(Data for processing)
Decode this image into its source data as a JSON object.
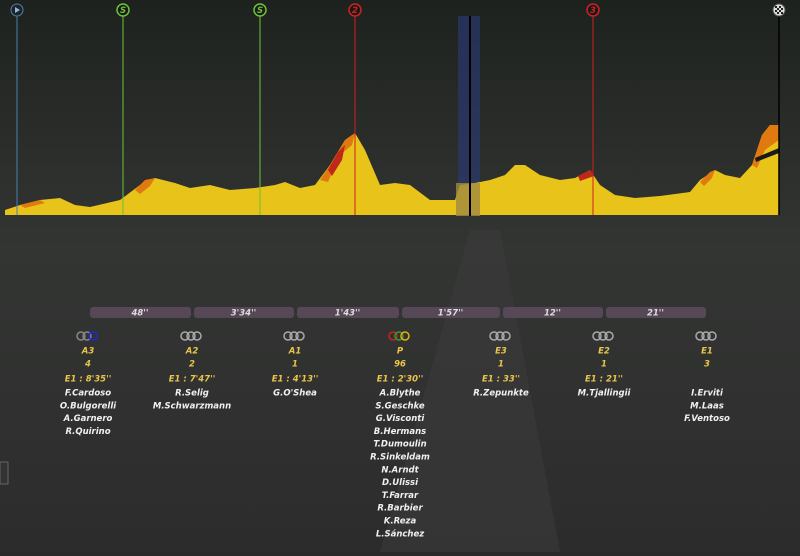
{
  "markers": [
    "S",
    "S",
    "2",
    "3"
  ],
  "gaps": [
    "48''",
    "3'34''",
    "1'43''",
    "1'57''",
    "12''",
    "21''"
  ],
  "groups": [
    {
      "label": "A3",
      "count": 4,
      "time": "E1 : 8'35''",
      "riders": [
        "F.Cardoso",
        "O.Bulgorelli",
        "A.Garnero",
        "R.Quirino"
      ]
    },
    {
      "label": "A2",
      "count": 2,
      "time": "E1 : 7'47''",
      "riders": [
        "R.Selig",
        "M.Schwarzmann"
      ]
    },
    {
      "label": "A1",
      "count": 1,
      "time": "E1 : 4'13''",
      "riders": [
        "G.O'Shea"
      ]
    },
    {
      "label": "P",
      "count": 96,
      "time": "E1 : 2'30''",
      "riders": [
        "A.Blythe",
        "S.Geschke",
        "G.Visconti",
        "B.Hermans",
        "T.Dumoulin",
        "R.Sinkeldam",
        "N.Arndt",
        "D.Ulissi",
        "T.Farrar",
        "R.Barbier",
        "K.Reza",
        "L.Sánchez"
      ]
    },
    {
      "label": "E3",
      "count": 1,
      "time": "E1 : 33''",
      "riders": [
        "R.Zepunkte"
      ]
    },
    {
      "label": "E2",
      "count": 1,
      "time": "E1 : 21''",
      "riders": [
        "M.Tjallingii"
      ]
    },
    {
      "label": "E1",
      "count": 3,
      "riders": [
        "I.Erviti",
        "M.Laas",
        "F.Ventoso"
      ]
    }
  ]
}
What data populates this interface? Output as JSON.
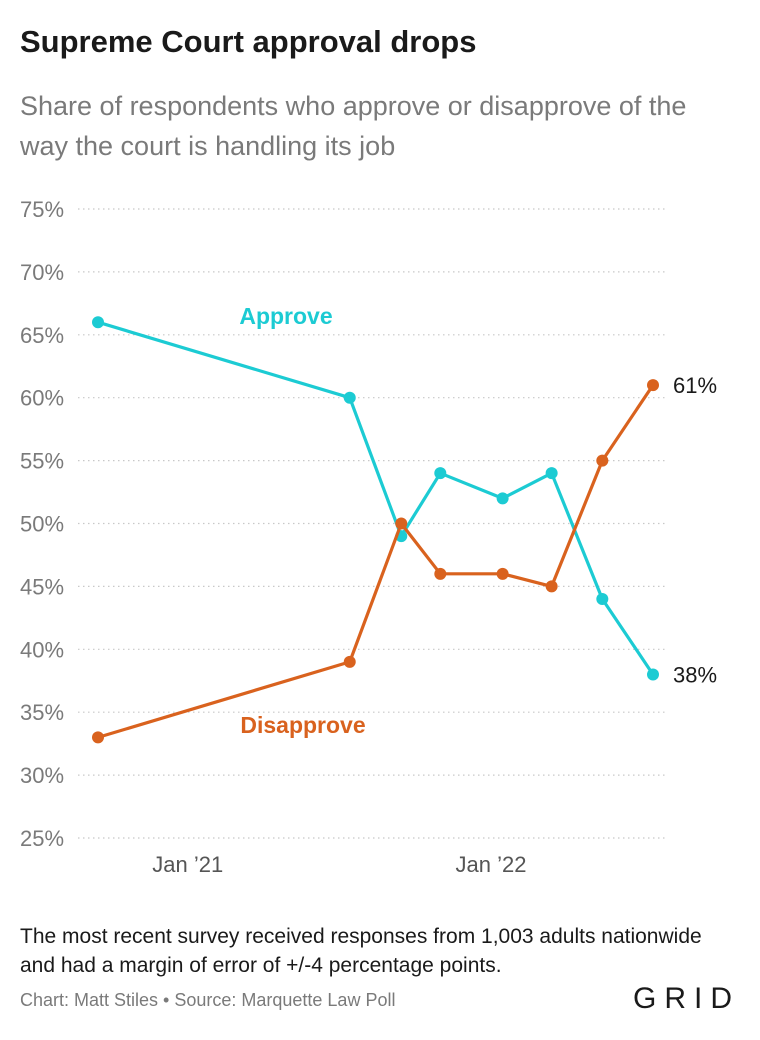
{
  "title": "Supreme Court approval drops",
  "subtitle": "Share of respondents who approve or disapprove of the way the court is handling its job",
  "note": "The most recent survey received responses from 1,003 adults nationwide and had a margin of error of +/-4 percentage points.",
  "credit": "Chart: Matt Stiles • Source: Marquette Law Poll",
  "logo": "GRID",
  "chart_data": {
    "type": "line",
    "x": [
      "2020-09-15",
      "2021-07-15",
      "2021-09-15",
      "2021-11-01",
      "2022-01-15",
      "2022-03-15",
      "2022-05-15",
      "2022-07-15"
    ],
    "x_ticks": [
      {
        "date": "2021-01-01",
        "label": "Jan ’21"
      },
      {
        "date": "2022-01-01",
        "label": "Jan ’22"
      }
    ],
    "y_ticks": [
      "75%",
      "70%",
      "65%",
      "60%",
      "55%",
      "50%",
      "45%",
      "40%",
      "35%",
      "30%",
      "25%"
    ],
    "ylim": [
      25,
      75
    ],
    "grid": true,
    "series": [
      {
        "name": "Approve",
        "color": "#1ccbd3",
        "values": [
          66,
          60,
          49,
          54,
          52,
          54,
          44,
          38
        ],
        "end_label": "38%"
      },
      {
        "name": "Disapprove",
        "color": "#d9621e",
        "values": [
          33,
          39,
          50,
          46,
          46,
          45,
          55,
          61
        ],
        "end_label": "61%"
      }
    ]
  }
}
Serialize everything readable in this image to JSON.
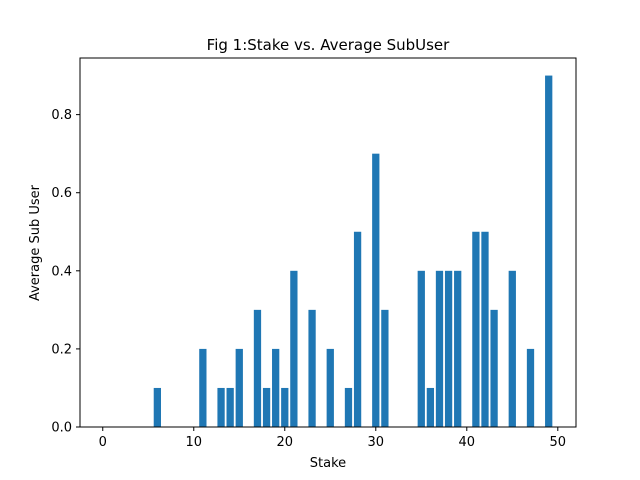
{
  "chart_data": {
    "type": "bar",
    "title": "Fig 1:Stake vs. Average SubUser",
    "xlabel": "Stake",
    "ylabel": "Average Sub User",
    "xlim": [
      -2.5,
      52.0
    ],
    "ylim": [
      0,
      0.945
    ],
    "xticks": [
      0,
      10,
      20,
      30,
      40,
      50
    ],
    "yticks": [
      0.0,
      0.2,
      0.4,
      0.6,
      0.8
    ],
    "ytick_labels": [
      "0.0",
      "0.2",
      "0.4",
      "0.6",
      "0.8"
    ],
    "grid": false,
    "legend": "none",
    "bar_color": "#1f77b4",
    "x": [
      6,
      11,
      13,
      14,
      15,
      17,
      18,
      19,
      20,
      21,
      23,
      25,
      27,
      28,
      30,
      31,
      35,
      36,
      37,
      38,
      39,
      41,
      42,
      43,
      45,
      47,
      49
    ],
    "values": [
      0.1,
      0.2,
      0.1,
      0.1,
      0.2,
      0.3,
      0.1,
      0.2,
      0.1,
      0.4,
      0.3,
      0.2,
      0.1,
      0.5,
      0.7,
      0.3,
      0.4,
      0.1,
      0.4,
      0.4,
      0.4,
      0.5,
      0.5,
      0.3,
      0.4,
      0.2,
      0.9
    ]
  }
}
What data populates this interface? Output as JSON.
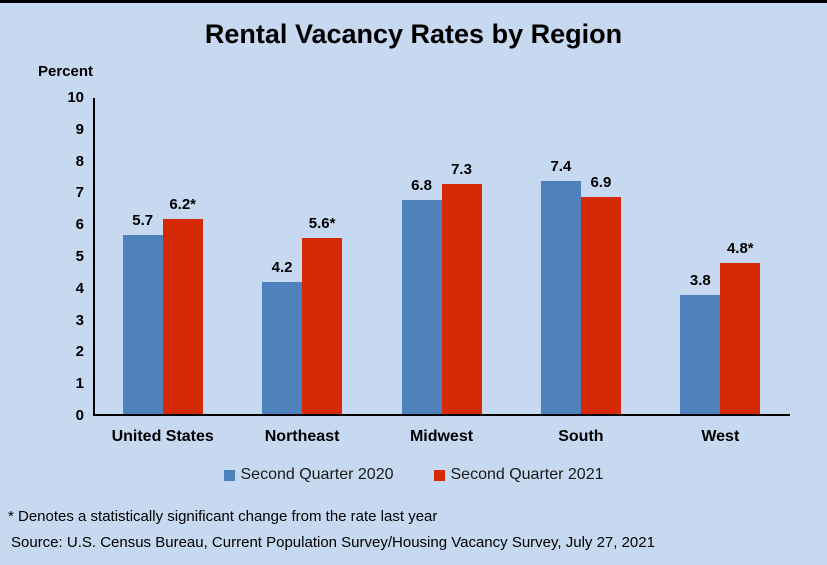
{
  "title": "Rental Vacancy Rates by Region",
  "y_axis": {
    "label": "Percent"
  },
  "footnote": "* Denotes a statistically significant change from the rate last year",
  "source": "Source: U.S. Census Bureau, Current Population Survey/Housing Vacancy Survey, July 27, 2021",
  "chart_data": {
    "type": "bar",
    "title": "Rental Vacancy Rates by Region",
    "ylabel": "Percent",
    "xlabel": "",
    "ylim": [
      0,
      10
    ],
    "yticks": [
      0,
      1,
      2,
      3,
      4,
      5,
      6,
      7,
      8,
      9,
      10
    ],
    "grid": false,
    "legend_position": "bottom",
    "background_color": "#c7d9f0",
    "categories": [
      "United States",
      "Northeast",
      "Midwest",
      "South",
      "West"
    ],
    "series": [
      {
        "name": "Second Quarter 2020",
        "color": "#4f81bd",
        "values": [
          5.7,
          4.2,
          6.8,
          7.4,
          3.8
        ],
        "point_labels": [
          "5.7",
          "4.2",
          "6.8",
          "7.4",
          "3.8"
        ]
      },
      {
        "name": "Second Quarter 2021",
        "color": "#d62908",
        "values": [
          6.2,
          5.6,
          7.3,
          6.9,
          4.8
        ],
        "point_labels": [
          "6.2*",
          "5.6*",
          "7.3",
          "6.9",
          "4.8*"
        ]
      }
    ]
  }
}
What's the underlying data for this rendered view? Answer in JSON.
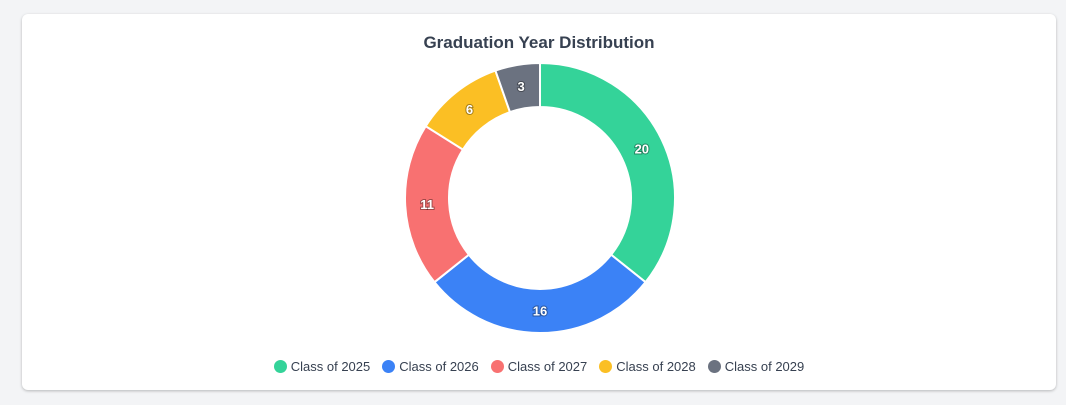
{
  "chart_data": {
    "type": "pie",
    "title": "Graduation Year Distribution",
    "categories": [
      "Class of 2025",
      "Class of 2026",
      "Class of 2027",
      "Class of 2028",
      "Class of 2029"
    ],
    "values": [
      20,
      16,
      11,
      6,
      3
    ],
    "colors": [
      "#34d399",
      "#3b82f6",
      "#f87171",
      "#fbbf24",
      "#6b7280"
    ],
    "donut": true,
    "legend_position": "bottom",
    "data_labels": true
  }
}
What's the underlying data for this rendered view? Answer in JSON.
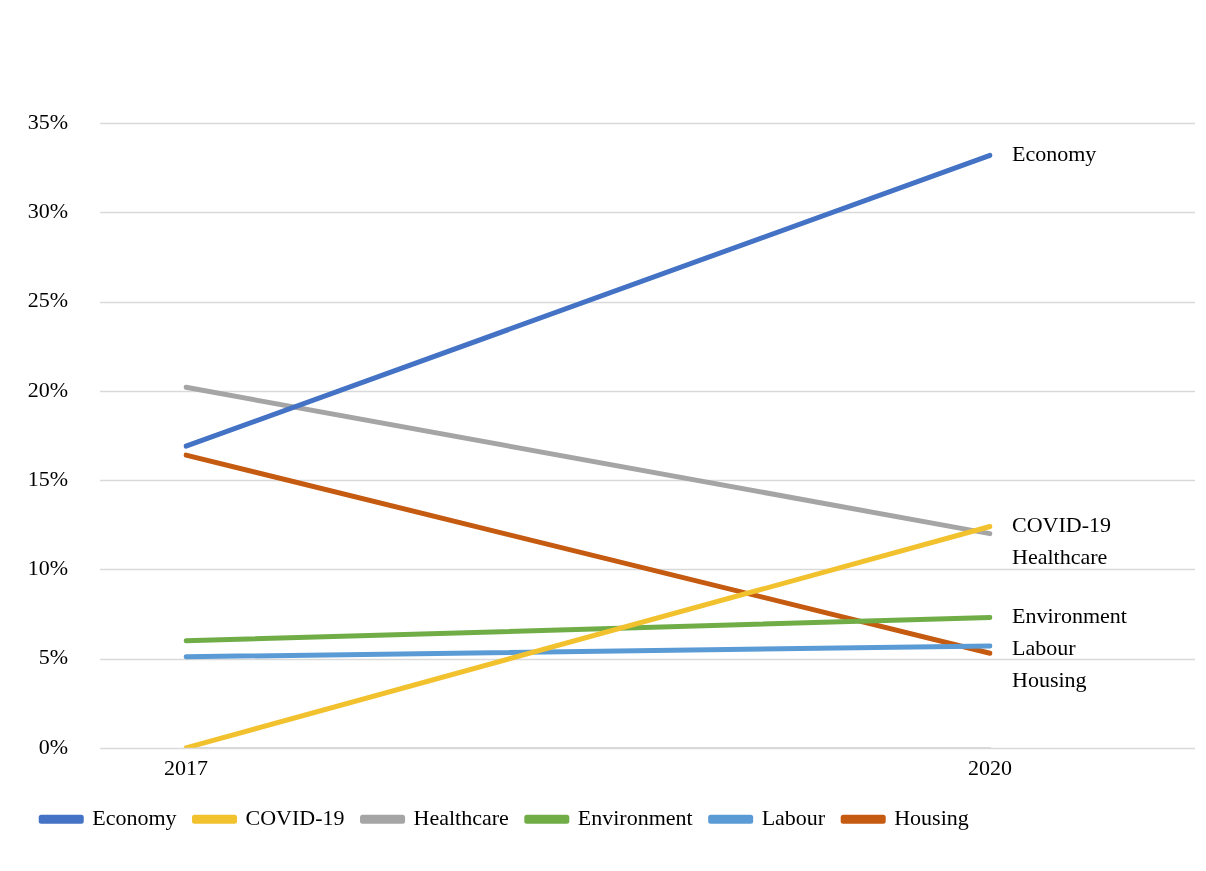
{
  "chart_data": {
    "type": "line",
    "categories": [
      "2017",
      "2020"
    ],
    "series": [
      {
        "name": "Economy",
        "color": "#4472c4",
        "values": [
          16.9,
          33.2
        ]
      },
      {
        "name": "COVID-19",
        "color": "#f2c12e",
        "values": [
          0,
          12.4
        ]
      },
      {
        "name": "Healthcare",
        "color": "#a5a5a5",
        "values": [
          20.2,
          12.0
        ]
      },
      {
        "name": "Environment",
        "color": "#70ad47",
        "values": [
          6.0,
          7.3
        ]
      },
      {
        "name": "Labour",
        "color": "#5b9bd5",
        "values": [
          5.1,
          5.7
        ]
      },
      {
        "name": "Housing",
        "color": "#c55a11",
        "values": [
          16.4,
          5.3
        ]
      }
    ],
    "ylim": [
      0,
      35
    ],
    "yticks": [
      {
        "value": 0,
        "label": "0%"
      },
      {
        "value": 5,
        "label": "5%"
      },
      {
        "value": 10,
        "label": "10%"
      },
      {
        "value": 15,
        "label": "15%"
      },
      {
        "value": 20,
        "label": "20%"
      },
      {
        "value": 25,
        "label": "25%"
      },
      {
        "value": 30,
        "label": "30%"
      },
      {
        "value": 35,
        "label": "35%"
      }
    ],
    "grid": "y",
    "legend": "bottom",
    "marker": "none",
    "line_style": "solid"
  }
}
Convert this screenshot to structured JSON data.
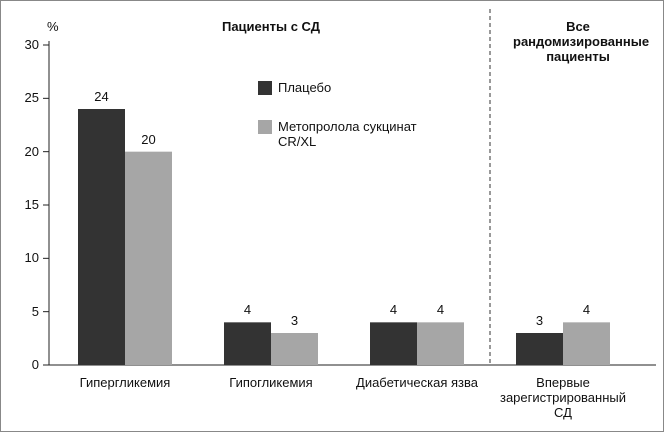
{
  "chart_data": {
    "type": "bar",
    "y_unit": "%",
    "annotations": [
      "Пациенты с СД",
      "Все рандомизированные пациенты"
    ],
    "categories": [
      "Гипергликемия",
      "Гипогликемия",
      "Диабетическая язва",
      "Впервые зарегистрированный СД"
    ],
    "series": [
      {
        "name": "Плацебо",
        "color": "#333333",
        "values": [
          24,
          4,
          4,
          3
        ]
      },
      {
        "name": "Метопролола сукцинат CR/XL",
        "color": "#a6a6a6",
        "values": [
          20,
          3,
          4,
          4
        ]
      }
    ],
    "ylim": [
      0,
      30
    ],
    "yticks": [
      0,
      5,
      10,
      15,
      20,
      25,
      30
    ],
    "grid": false,
    "legend": "top"
  }
}
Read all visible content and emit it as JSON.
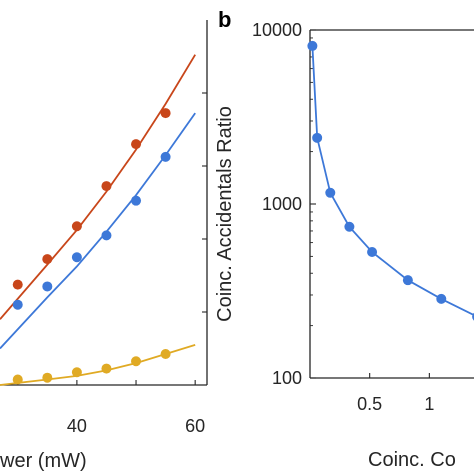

(Written instruction)
Count the lines in which the string "name" appears, then report only that figure.

(Solved problem)
12